— start —

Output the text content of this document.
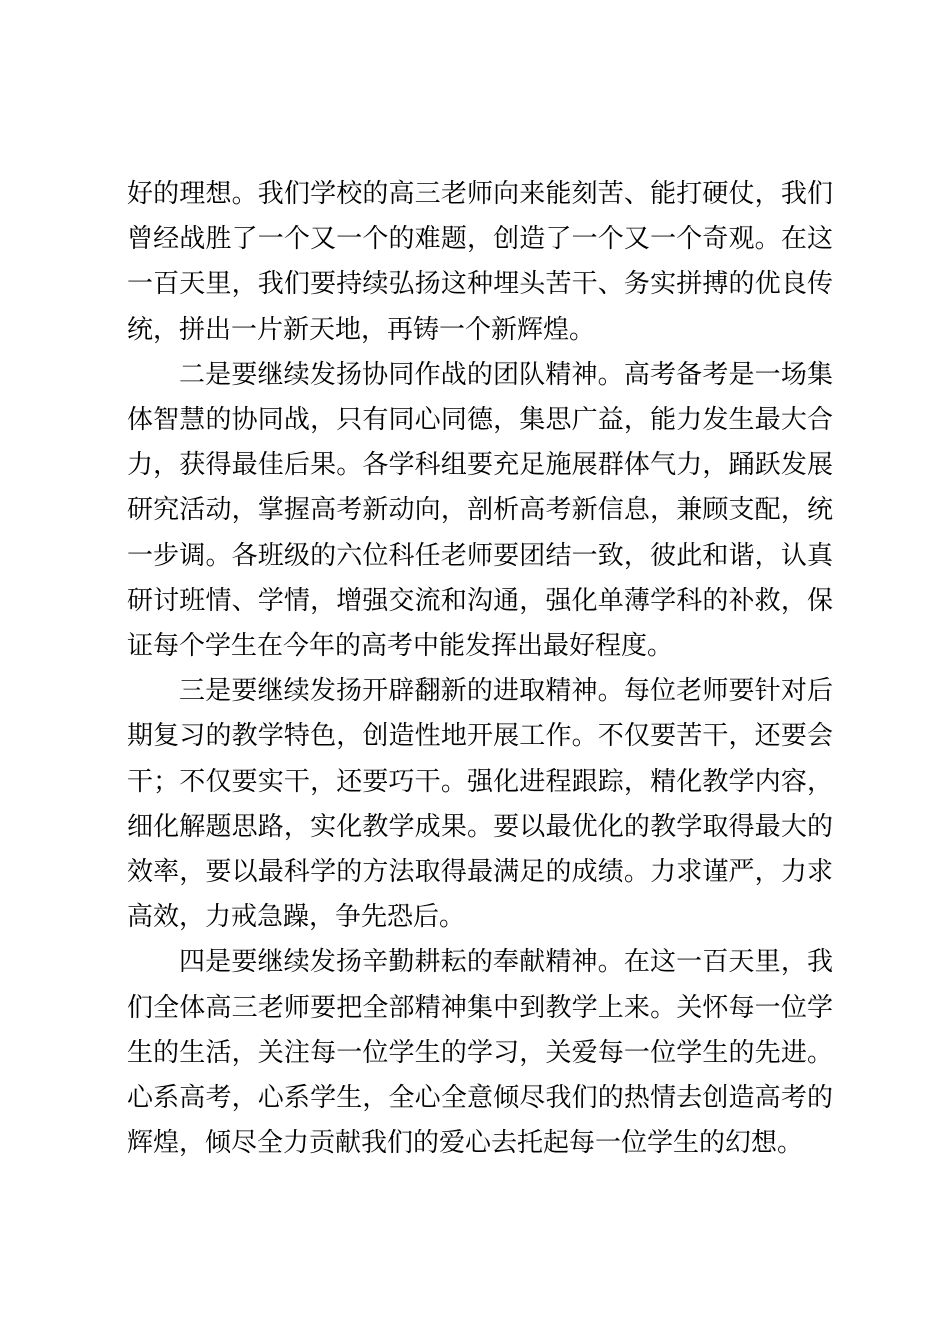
好的理想。我们学校的高三老师向来能刻苦、能打硬仗，我们曾经战胜了一个又一个的难题，创造了一个又一个奇观。在这一百天里，我们要持续弘扬这种埋头苦干、务实拼搏的优良传统，拼出一片新天地，再铸一个新辉煌。

二是要继续发扬协同作战的团队精神。高考备考是一场集体智慧的协同战，只有同心同德，集思广益，能力发生最大合力，获得最佳后果。各学科组要充足施展群体气力，踊跃发展研究活动，掌握高考新动向，剖析高考新信息，兼顾支配，统一步调。各班级的六位科任老师要团结一致，彼此和谐，认真研讨班情、学情，增强交流和沟通，强化单薄学科的补救，保证每个学生在今年的高考中能发挥出最好程度。

三是要继续发扬开辟翻新的进取精神。每位老师要针对后期复习的教学特色，创造性地开展工作。不仅要苦干，还要会干；不仅要实干，还要巧干。强化进程跟踪，精化教学内容，细化解题思路，实化教学成果。要以最优化的教学取得最大的效率，要以最科学的方法取得最满足的成绩。力求谨严，力求高效，力戒急躁，争先恐后。

四是要继续发扬辛勤耕耘的奉献精神。在这一百天里，我们全体高三老师要把全部精神集中到教学上来。关怀每一位学生的生活，关注每一位学生的学习，关爱每一位学生的先进。心系高考，心系学生，全心全意倾尽我们的热情去创造高考的辉煌，倾尽全力贡献我们的爱心去托起每一位学生的幻想。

— end —

• WORK TO DO:
Search the records above for "在这一百天里". Copy each line where it is found.

• EXERCISE OUTPUT:
好的理想。我们学校的高三老师向来能刻苦、能打硬仗，我们曾经战胜了一个又一个的难题，创造了一个又一个奇观。在这一百天里，我们要持续弘扬这种埋头苦干、务实拼搏的优良传统，拼出一片新天地，再铸一个新辉煌。
四是要继续发扬辛勤耕耘的奉献精神。在这一百天里，我们全体高三老师要把全部精神集中到教学上来。关怀每一位学生的生活，关注每一位学生的学习，关爱每一位学生的先进。心系高考，心系学生，全心全意倾尽我们的热情去创造高考的辉煌，倾尽全力贡献我们的爱心去托起每一位学生的幻想。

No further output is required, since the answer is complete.